■ TASK INSTRUCTIONS:
Print the entire listing. Each line must match the original exactly.

*** PROVIDED RECORDS ***

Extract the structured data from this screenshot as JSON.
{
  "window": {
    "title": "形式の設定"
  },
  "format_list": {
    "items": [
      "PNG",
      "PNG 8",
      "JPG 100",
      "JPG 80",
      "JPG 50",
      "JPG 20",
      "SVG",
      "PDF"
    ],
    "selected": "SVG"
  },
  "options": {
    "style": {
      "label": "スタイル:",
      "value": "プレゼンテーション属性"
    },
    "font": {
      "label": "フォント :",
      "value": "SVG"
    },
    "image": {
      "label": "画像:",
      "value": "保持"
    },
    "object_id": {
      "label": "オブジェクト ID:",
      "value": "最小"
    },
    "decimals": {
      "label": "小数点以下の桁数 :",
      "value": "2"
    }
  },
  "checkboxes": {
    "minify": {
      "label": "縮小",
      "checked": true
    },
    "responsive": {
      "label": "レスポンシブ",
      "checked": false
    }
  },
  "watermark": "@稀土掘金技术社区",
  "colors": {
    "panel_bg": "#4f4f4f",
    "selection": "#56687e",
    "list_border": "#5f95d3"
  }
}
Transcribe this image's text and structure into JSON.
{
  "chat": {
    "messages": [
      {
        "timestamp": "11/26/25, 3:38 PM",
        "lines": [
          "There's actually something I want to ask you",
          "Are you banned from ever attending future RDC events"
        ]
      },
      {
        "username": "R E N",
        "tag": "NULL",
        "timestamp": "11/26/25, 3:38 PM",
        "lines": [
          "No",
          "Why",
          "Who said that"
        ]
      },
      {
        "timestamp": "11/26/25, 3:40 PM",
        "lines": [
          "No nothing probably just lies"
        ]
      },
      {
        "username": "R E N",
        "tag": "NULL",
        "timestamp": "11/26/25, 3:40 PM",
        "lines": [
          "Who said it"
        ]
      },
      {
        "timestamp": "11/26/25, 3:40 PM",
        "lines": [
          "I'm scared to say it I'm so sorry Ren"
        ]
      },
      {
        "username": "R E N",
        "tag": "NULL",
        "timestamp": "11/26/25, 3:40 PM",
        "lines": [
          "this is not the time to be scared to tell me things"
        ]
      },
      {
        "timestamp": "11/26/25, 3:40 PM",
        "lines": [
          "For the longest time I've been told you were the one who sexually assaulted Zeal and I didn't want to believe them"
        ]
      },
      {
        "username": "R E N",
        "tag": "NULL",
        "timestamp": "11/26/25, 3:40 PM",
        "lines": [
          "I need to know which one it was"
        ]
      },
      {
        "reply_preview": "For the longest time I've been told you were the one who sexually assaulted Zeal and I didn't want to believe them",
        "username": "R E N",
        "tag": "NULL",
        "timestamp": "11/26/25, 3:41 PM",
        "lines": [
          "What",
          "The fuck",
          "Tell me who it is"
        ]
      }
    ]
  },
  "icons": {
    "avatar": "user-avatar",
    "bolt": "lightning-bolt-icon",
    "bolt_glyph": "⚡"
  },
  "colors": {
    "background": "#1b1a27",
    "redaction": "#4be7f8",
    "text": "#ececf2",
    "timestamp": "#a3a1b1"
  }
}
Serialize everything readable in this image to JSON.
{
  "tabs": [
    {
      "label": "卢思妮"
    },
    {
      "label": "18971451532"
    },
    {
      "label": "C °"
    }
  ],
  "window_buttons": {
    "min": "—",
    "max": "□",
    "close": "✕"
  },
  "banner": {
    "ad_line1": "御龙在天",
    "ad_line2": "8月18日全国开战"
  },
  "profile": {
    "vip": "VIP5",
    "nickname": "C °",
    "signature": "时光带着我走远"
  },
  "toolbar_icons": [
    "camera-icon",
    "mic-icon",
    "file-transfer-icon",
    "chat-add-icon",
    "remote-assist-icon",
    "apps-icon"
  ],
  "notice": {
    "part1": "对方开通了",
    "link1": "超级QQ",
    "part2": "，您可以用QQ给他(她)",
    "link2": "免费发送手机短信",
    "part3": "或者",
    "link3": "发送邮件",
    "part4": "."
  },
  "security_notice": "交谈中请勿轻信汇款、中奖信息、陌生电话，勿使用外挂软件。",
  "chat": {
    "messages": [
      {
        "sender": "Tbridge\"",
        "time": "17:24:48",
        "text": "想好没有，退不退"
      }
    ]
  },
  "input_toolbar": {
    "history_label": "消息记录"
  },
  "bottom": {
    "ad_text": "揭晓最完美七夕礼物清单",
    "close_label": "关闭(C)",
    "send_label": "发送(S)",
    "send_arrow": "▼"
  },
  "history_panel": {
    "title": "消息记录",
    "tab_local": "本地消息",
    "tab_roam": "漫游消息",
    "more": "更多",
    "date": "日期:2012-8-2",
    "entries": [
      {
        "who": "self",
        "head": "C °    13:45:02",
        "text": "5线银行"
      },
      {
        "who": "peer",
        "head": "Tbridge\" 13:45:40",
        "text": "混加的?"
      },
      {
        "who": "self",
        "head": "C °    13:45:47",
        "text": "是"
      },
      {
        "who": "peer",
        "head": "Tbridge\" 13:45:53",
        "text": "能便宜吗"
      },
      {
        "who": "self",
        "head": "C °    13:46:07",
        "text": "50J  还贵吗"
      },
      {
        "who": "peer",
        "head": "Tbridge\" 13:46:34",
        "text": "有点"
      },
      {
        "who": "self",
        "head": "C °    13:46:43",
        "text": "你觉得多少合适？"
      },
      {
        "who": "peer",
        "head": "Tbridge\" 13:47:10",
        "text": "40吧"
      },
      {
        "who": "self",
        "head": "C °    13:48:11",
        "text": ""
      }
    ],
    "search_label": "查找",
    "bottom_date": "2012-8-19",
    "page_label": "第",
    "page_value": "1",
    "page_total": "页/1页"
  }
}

***

■ WORKED ANSWER:
Extract the structured data from this screenshot as JSON.
{
  "window": {
    "title": "形式の設定"
  },
  "format_list": {
    "items": [
      "PNG",
      "PNG 8",
      "JPG 100",
      "JPG 80",
      "JPG 50",
      "JPG 20",
      "SVG",
      "PDF"
    ],
    "selected": "SVG"
  },
  "options": {
    "style": {
      "label": "スタイル:",
      "value": "プレゼンテーション属性"
    },
    "font": {
      "label": "フォント :",
      "value": "SVG"
    },
    "image": {
      "label": "画像:",
      "value": "保持"
    },
    "object_id": {
      "label": "オブジェクト ID:",
      "value": "最小"
    },
    "decimals": {
      "label": "小数点以下の桁数 :",
      "value": "2"
    }
  },
  "checkboxes": {
    "minify": {
      "label": "縮小",
      "checked": true
    },
    "responsive": {
      "label": "レスポンシブ",
      "checked": false
    }
  },
  "watermark": "@稀土掘金技术社区",
  "colors": {
    "panel_bg": "#4f4f4f",
    "selection": "#56687e",
    "list_border": "#5f95d3"
  }
}
Transcribe this image's text and structure into JSON.
{
  "chat": {
    "messages": [
      {
        "timestamp": "11/26/25, 3:38 PM",
        "lines": [
          "There's actually something I want to ask you",
          "Are you banned from ever attending future RDC events"
        ]
      },
      {
        "username": "R E N",
        "tag": "NULL",
        "timestamp": "11/26/25, 3:38 PM",
        "lines": [
          "No",
          "Why",
          "Who said that"
        ]
      },
      {
        "timestamp": "11/26/25, 3:40 PM",
        "lines": [
          "No nothing probably just lies"
        ]
      },
      {
        "username": "R E N",
        "tag": "NULL",
        "timestamp": "11/26/25, 3:40 PM",
        "lines": [
          "Who said it"
        ]
      },
      {
        "timestamp": "11/26/25, 3:40 PM",
        "lines": [
          "I'm scared to say it I'm so sorry Ren"
        ]
      },
      {
        "username": "R E N",
        "tag": "NULL",
        "timestamp": "11/26/25, 3:40 PM",
        "lines": [
          "this is not the time to be scared to tell me things"
        ]
      },
      {
        "timestamp": "11/26/25, 3:40 PM",
        "lines": [
          "For the longest time I've been told you were the one who sexually assaulted Zeal and I didn't want to believe them"
        ]
      },
      {
        "username": "R E N",
        "tag": "NULL",
        "timestamp": "11/26/25, 3:40 PM",
        "lines": [
          "I need to know which one it was"
        ]
      },
      {
        "reply_preview": "For the longest time I've been told you were the one who sexually assaulted Zeal and I didn't want to believe them",
        "username": "R E N",
        "tag": "NULL",
        "timestamp": "11/26/25, 3:41 PM",
        "lines": [
          "What",
          "The fuck",
          "Tell me who it is"
        ]
      }
    ]
  },
  "icons": {
    "avatar": "user-avatar",
    "bolt": "lightning-bolt-icon",
    "bolt_glyph": "⚡"
  },
  "colors": {
    "background": "#1b1a27",
    "redaction": "#4be7f8",
    "text": "#ececf2",
    "timestamp": "#a3a1b1"
  }
}
Serialize everything readable in this image to JSON.
{
  "tabs": [
    {
      "label": "卢思妮"
    },
    {
      "label": "18971451532"
    },
    {
      "label": "C °"
    }
  ],
  "window_buttons": {
    "min": "—",
    "max": "□",
    "close": "✕"
  },
  "banner": {
    "ad_line1": "御龙在天",
    "ad_line2": "8月18日全国开战"
  },
  "profile": {
    "vip": "VIP5",
    "nickname": "C °",
    "signature": "时光带着我走远"
  },
  "toolbar_icons": [
    "camera-icon",
    "mic-icon",
    "file-transfer-icon",
    "chat-add-icon",
    "remote-assist-icon",
    "apps-icon"
  ],
  "notice": {
    "part1": "对方开通了",
    "link1": "超级QQ",
    "part2": "，您可以用QQ给他(她)",
    "link2": "免费发送手机短信",
    "part3": "或者",
    "link3": "发送邮件",
    "part4": "."
  },
  "security_notice": "交谈中请勿轻信汇款、中奖信息、陌生电话，勿使用外挂软件。",
  "chat": {
    "messages": [
      {
        "sender": "Tbridge\"",
        "time": "17:24:48",
        "text": "想好没有，退不退"
      }
    ]
  },
  "input_toolbar": {
    "history_label": "消息记录"
  },
  "bottom": {
    "ad_text": "揭晓最完美七夕礼物清单",
    "close_label": "关闭(C)",
    "send_label": "发送(S)",
    "send_arrow": "▼"
  },
  "history_panel": {
    "title": "消息记录",
    "tab_local": "本地消息",
    "tab_roam": "漫游消息",
    "more": "更多",
    "date": "日期:2012-8-2",
    "entries": [
      {
        "who": "self",
        "head": "C °    13:45:02",
        "text": "5线银行"
      },
      {
        "who": "peer",
        "head": "Tbridge\" 13:45:40",
        "text": "混加的?"
      },
      {
        "who": "self",
        "head": "C °    13:45:47",
        "text": "是"
      },
      {
        "who": "peer",
        "head": "Tbridge\" 13:45:53",
        "text": "能便宜吗"
      },
      {
        "who": "self",
        "head": "C °    13:46:07",
        "text": "50J  还贵吗"
      },
      {
        "who": "peer",
        "head": "Tbridge\" 13:46:34",
        "text": "有点"
      },
      {
        "who": "self",
        "head": "C °    13:46:43",
        "text": "你觉得多少合适？"
      },
      {
        "who": "peer",
        "head": "Tbridge\" 13:47:10",
        "text": "40吧"
      },
      {
        "who": "self",
        "head": "C °    13:48:11",
        "text": ""
      }
    ],
    "search_label": "查找",
    "bottom_date": "2012-8-19",
    "page_label": "第",
    "page_value": "1",
    "page_total": "页/1页"
  }
}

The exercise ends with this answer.